### EXERCISE AIM:
Write each line out exactly, leaving none out.

### PROVIDED ENTRIES:
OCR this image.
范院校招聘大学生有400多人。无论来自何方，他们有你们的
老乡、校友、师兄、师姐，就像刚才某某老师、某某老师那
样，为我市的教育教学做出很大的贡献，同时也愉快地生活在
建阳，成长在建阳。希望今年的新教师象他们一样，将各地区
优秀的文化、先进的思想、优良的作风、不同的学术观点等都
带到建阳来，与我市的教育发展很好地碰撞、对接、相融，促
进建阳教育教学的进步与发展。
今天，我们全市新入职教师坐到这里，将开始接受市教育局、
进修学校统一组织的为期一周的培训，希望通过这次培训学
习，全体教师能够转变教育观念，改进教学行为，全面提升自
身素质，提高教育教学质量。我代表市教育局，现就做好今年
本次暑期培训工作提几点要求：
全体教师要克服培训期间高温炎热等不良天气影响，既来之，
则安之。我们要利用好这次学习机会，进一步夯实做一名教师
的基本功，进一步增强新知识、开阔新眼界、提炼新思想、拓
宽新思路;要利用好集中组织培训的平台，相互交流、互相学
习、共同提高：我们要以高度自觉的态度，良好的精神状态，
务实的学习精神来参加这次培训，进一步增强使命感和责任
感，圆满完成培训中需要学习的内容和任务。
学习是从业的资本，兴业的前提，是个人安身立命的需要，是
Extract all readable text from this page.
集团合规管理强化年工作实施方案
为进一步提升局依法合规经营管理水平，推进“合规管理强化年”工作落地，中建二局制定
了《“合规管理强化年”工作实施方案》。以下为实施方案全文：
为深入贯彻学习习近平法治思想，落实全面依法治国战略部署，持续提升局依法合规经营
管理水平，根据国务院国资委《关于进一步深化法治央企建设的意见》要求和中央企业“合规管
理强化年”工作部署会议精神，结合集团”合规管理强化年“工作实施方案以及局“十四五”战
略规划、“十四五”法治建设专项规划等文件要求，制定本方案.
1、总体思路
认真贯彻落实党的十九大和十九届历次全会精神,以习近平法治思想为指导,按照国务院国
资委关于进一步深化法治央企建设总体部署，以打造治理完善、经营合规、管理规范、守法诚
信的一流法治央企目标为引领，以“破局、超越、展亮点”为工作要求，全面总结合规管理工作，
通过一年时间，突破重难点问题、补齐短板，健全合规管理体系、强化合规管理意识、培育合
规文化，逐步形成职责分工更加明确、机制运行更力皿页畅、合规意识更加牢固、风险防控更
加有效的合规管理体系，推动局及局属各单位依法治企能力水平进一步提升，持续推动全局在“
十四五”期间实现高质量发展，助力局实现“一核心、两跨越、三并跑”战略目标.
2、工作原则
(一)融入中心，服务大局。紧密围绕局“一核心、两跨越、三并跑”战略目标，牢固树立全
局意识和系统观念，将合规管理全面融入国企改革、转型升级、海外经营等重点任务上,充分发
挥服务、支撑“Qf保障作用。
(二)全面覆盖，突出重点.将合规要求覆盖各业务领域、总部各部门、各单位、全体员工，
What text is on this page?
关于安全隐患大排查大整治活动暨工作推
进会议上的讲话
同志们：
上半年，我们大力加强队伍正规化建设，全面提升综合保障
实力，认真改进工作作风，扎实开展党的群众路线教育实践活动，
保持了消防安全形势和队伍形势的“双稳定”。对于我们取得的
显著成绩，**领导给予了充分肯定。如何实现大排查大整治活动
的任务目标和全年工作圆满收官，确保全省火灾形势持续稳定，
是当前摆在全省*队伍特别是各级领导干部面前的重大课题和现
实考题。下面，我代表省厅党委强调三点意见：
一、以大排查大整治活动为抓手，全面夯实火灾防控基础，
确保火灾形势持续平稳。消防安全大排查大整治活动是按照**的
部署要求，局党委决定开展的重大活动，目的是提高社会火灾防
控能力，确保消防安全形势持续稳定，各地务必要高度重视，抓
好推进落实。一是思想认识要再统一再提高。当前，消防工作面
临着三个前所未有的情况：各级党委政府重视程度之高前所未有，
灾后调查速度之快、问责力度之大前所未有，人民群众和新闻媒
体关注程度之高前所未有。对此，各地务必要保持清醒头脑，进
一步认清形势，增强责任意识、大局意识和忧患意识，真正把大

### FINAL ANSWER:
OCR this image.
范院校招聘大学生有400多人。无论来自何方，他们有你们的
老乡、校友、师兄、师姐，就像刚才某某老师、某某老师那
样，为我市的教育教学做出很大的贡献，同时也愉快地生活在
建阳，成长在建阳。希望今年的新教师象他们一样，将各地区
优秀的文化、先进的思想、优良的作风、不同的学术观点等都
带到建阳来，与我市的教育发展很好地碰撞、对接、相融，促
进建阳教育教学的进步与发展。
今天，我们全市新入职教师坐到这里，将开始接受市教育局、
进修学校统一组织的为期一周的培训，希望通过这次培训学
习，全体教师能够转变教育观念，改进教学行为，全面提升自
身素质，提高教育教学质量。我代表市教育局，现就做好今年
本次暑期培训工作提几点要求：
全体教师要克服培训期间高温炎热等不良天气影响，既来之，
则安之。我们要利用好这次学习机会，进一步夯实做一名教师
的基本功，进一步增强新知识、开阔新眼界、提炼新思想、拓
宽新思路;要利用好集中组织培训的平台，相互交流、互相学
习、共同提高：我们要以高度自觉的态度，良好的精神状态，
务实的学习精神来参加这次培训，进一步增强使命感和责任
感，圆满完成培训中需要学习的内容和任务。
学习是从业的资本，兴业的前提，是个人安身立命的需要，是
Extract all readable text from this page.
集团合规管理强化年工作实施方案
为进一步提升局依法合规经营管理水平，推进“合规管理强化年”工作落地，中建二局制定
了《“合规管理强化年”工作实施方案》。以下为实施方案全文：
为深入贯彻学习习近平法治思想，落实全面依法治国战略部署，持续提升局依法合规经营
管理水平，根据国务院国资委《关于进一步深化法治央企建设的意见》要求和中央企业“合规管
理强化年”工作部署会议精神，结合集团”合规管理强化年“工作实施方案以及局“十四五”战
略规划、“十四五”法治建设专项规划等文件要求，制定本方案.
1、总体思路
认真贯彻落实党的十九大和十九届历次全会精神,以习近平法治思想为指导,按照国务院国
资委关于进一步深化法治央企建设总体部署，以打造治理完善、经营合规、管理规范、守法诚
信的一流法治央企目标为引领，以“破局、超越、展亮点”为工作要求，全面总结合规管理工作，
通过一年时间，突破重难点问题、补齐短板，健全合规管理体系、强化合规管理意识、培育合
规文化，逐步形成职责分工更加明确、机制运行更力皿页畅、合规意识更加牢固、风险防控更
加有效的合规管理体系，推动局及局属各单位依法治企能力水平进一步提升，持续推动全局在“
十四五”期间实现高质量发展，助力局实现“一核心、两跨越、三并跑”战略目标.
2、工作原则
(一)融入中心，服务大局。紧密围绕局“一核心、两跨越、三并跑”战略目标，牢固树立全
局意识和系统观念，将合规管理全面融入国企改革、转型升级、海外经营等重点任务上,充分发
挥服务、支撑“Qf保障作用。
(二)全面覆盖，突出重点.将合规要求覆盖各业务领域、总部各部门、各单位、全体员工，
What text is on this page?
关于安全隐患大排查大整治活动暨工作推
进会议上的讲话
同志们：
上半年，我们大力加强队伍正规化建设，全面提升综合保障
实力，认真改进工作作风，扎实开展党的群众路线教育实践活动，
保持了消防安全形势和队伍形势的“双稳定”。对于我们取得的
显著成绩，**领导给予了充分肯定。如何实现大排查大整治活动
的任务目标和全年工作圆满收官，确保全省火灾形势持续稳定，
是当前摆在全省*队伍特别是各级领导干部面前的重大课题和现
实考题。下面，我代表省厅党委强调三点意见：
一、以大排查大整治活动为抓手，全面夯实火灾防控基础，
确保火灾形势持续平稳。消防安全大排查大整治活动是按照**的
部署要求，局党委决定开展的重大活动，目的是提高社会火灾防
控能力，确保消防安全形势持续稳定，各地务必要高度重视，抓
好推进落实。一是思想认识要再统一再提高。当前，消防工作面
临着三个前所未有的情况：各级党委政府重视程度之高前所未有，
灾后调查速度之快、问责力度之大前所未有，人民群众和新闻媒
体关注程度之高前所未有。对此，各地务必要保持清醒头脑，进
一步认清形势，增强责任意识、大局意识和忧患意识，真正把大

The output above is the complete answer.